What is asked :: Reproduce every entry exactly, without alteration.

Data provided ::
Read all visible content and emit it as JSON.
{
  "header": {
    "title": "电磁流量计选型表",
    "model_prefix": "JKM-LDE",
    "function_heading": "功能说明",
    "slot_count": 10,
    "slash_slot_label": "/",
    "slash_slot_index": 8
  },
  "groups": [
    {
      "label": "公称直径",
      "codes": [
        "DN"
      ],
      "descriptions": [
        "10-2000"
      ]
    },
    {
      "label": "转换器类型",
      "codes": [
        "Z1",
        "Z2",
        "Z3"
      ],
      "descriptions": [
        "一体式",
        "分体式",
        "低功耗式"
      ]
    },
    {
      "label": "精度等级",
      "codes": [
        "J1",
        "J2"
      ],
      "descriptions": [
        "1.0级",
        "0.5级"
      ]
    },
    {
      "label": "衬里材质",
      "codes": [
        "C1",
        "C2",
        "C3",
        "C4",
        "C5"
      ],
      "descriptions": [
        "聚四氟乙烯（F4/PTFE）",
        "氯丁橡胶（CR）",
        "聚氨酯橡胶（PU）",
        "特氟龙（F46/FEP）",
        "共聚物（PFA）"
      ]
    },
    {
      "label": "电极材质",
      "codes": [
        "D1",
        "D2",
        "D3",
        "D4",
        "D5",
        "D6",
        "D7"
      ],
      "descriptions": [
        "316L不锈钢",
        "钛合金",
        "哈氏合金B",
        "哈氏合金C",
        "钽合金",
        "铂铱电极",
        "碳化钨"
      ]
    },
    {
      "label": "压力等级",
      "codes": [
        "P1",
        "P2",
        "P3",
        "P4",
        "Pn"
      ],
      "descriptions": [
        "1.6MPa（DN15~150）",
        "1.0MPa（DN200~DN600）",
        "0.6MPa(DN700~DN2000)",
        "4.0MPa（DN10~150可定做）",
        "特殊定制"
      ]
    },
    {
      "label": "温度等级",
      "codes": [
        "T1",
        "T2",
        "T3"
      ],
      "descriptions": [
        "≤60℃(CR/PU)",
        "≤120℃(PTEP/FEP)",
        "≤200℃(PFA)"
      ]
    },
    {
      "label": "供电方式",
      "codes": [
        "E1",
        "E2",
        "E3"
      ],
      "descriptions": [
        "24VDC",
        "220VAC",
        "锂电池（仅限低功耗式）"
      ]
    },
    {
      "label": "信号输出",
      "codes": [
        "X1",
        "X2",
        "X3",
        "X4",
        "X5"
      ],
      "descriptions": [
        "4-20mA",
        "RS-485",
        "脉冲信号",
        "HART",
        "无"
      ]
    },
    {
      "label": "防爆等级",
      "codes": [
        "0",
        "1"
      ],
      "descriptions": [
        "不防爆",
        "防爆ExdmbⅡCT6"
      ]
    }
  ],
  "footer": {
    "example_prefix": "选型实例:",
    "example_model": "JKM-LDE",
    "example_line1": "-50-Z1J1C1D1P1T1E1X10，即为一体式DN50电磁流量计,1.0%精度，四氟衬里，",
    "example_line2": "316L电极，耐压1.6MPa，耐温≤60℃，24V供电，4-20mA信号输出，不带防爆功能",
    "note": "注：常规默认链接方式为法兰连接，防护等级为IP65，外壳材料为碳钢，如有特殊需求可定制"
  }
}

Solved exercise ::
Read all visible content and emit it as JSON.
{
  "header": {
    "title": "电磁流量计选型表",
    "model_prefix": "JKM-LDE",
    "function_heading": "功能说明",
    "slot_count": 10,
    "slash_slot_label": "/",
    "slash_slot_index": 8
  },
  "groups": [
    {
      "label": "公称直径",
      "codes": [
        "DN"
      ],
      "descriptions": [
        "10-2000"
      ]
    },
    {
      "label": "转换器类型",
      "codes": [
        "Z1",
        "Z2",
        "Z3"
      ],
      "descriptions": [
        "一体式",
        "分体式",
        "低功耗式"
      ]
    },
    {
      "label": "精度等级",
      "codes": [
        "J1",
        "J2"
      ],
      "descriptions": [
        "1.0级",
        "0.5级"
      ]
    },
    {
      "label": "衬里材质",
      "codes": [
        "C1",
        "C2",
        "C3",
        "C4",
        "C5"
      ],
      "descriptions": [
        "聚四氟乙烯（F4/PTFE）",
        "氯丁橡胶（CR）",
        "聚氨酯橡胶（PU）",
        "特氟龙（F46/FEP）",
        "共聚物（PFA）"
      ]
    },
    {
      "label": "电极材质",
      "codes": [
        "D1",
        "D2",
        "D3",
        "D4",
        "D5",
        "D6",
        "D7"
      ],
      "descriptions": [
        "316L不锈钢",
        "钛合金",
        "哈氏合金B",
        "哈氏合金C",
        "钽合金",
        "铂铱电极",
        "碳化钨"
      ]
    },
    {
      "label": "压力等级",
      "codes": [
        "P1",
        "P2",
        "P3",
        "P4",
        "Pn"
      ],
      "descriptions": [
        "1.6MPa（DN15~150）",
        "1.0MPa（DN200~DN600）",
        "0.6MPa(DN700~DN2000)",
        "4.0MPa（DN10~150可定做）",
        "特殊定制"
      ]
    },
    {
      "label": "温度等级",
      "codes": [
        "T1",
        "T2",
        "T3"
      ],
      "descriptions": [
        "≤60℃(CR/PU)",
        "≤120℃(PTEP/FEP)",
        "≤200℃(PFA)"
      ]
    },
    {
      "label": "供电方式",
      "codes": [
        "E1",
        "E2",
        "E3"
      ],
      "descriptions": [
        "24VDC",
        "220VAC",
        "锂电池（仅限低功耗式）"
      ]
    },
    {
      "label": "信号输出",
      "codes": [
        "X1",
        "X2",
        "X3",
        "X4",
        "X5"
      ],
      "descriptions": [
        "4-20mA",
        "RS-485",
        "脉冲信号",
        "HART",
        "无"
      ]
    },
    {
      "label": "防爆等级",
      "codes": [
        "0",
        "1"
      ],
      "descriptions": [
        "不防爆",
        "防爆ExdmbⅡCT6"
      ]
    }
  ],
  "footer": {
    "example_prefix": "选型实例:",
    "example_model": "JKM-LDE",
    "example_line1": "-50-Z1J1C1D1P1T1E1X10，即为一体式DN50电磁流量计,1.0%精度，四氟衬里，",
    "example_line2": "316L电极，耐压1.6MPa，耐温≤60℃，24V供电，4-20mA信号输出，不带防爆功能",
    "note": "注：常规默认链接方式为法兰连接，防护等级为IP65，外壳材料为碳钢，如有特殊需求可定制"
  }
}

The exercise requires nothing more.